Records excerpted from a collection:
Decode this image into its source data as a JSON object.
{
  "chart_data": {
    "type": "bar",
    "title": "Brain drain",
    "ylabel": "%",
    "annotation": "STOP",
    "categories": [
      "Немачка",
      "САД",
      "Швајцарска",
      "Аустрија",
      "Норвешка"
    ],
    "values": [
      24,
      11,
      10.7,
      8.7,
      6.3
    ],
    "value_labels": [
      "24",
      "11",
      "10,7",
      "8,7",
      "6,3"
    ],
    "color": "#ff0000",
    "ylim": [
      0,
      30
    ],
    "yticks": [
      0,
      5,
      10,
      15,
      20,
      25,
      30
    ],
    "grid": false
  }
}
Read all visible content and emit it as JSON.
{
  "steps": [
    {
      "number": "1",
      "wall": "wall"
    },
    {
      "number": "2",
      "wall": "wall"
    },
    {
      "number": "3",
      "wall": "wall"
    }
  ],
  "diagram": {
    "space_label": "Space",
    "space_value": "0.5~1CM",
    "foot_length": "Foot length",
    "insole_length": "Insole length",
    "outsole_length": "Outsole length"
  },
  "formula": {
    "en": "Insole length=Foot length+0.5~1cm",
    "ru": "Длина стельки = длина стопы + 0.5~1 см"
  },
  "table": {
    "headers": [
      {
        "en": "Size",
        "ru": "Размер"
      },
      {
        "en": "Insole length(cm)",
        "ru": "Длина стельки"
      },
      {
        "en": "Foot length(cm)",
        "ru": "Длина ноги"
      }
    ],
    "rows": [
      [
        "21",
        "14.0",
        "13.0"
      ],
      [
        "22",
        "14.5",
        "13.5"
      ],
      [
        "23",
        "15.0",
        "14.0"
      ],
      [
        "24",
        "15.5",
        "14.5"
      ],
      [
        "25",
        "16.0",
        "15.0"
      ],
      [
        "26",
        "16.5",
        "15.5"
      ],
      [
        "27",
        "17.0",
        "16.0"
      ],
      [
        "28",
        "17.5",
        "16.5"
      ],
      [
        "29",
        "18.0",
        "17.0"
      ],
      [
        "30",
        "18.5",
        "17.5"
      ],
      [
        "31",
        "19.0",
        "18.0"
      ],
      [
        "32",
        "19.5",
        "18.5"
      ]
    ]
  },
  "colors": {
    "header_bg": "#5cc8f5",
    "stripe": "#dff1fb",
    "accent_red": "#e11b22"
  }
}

[TASK DETAILS]:
From the material above, gather all lines that include the string "length" and copy them.

[ANSWER FOR THE TASK]:
    "foot_length": "Foot length",
    "insole_length": "Insole length",
    "outsole_length": "Outsole length"
    "en": "Insole length=Foot length+0.5~1cm",
        "en": "Insole length(cm)",
        "en": "Foot length(cm)",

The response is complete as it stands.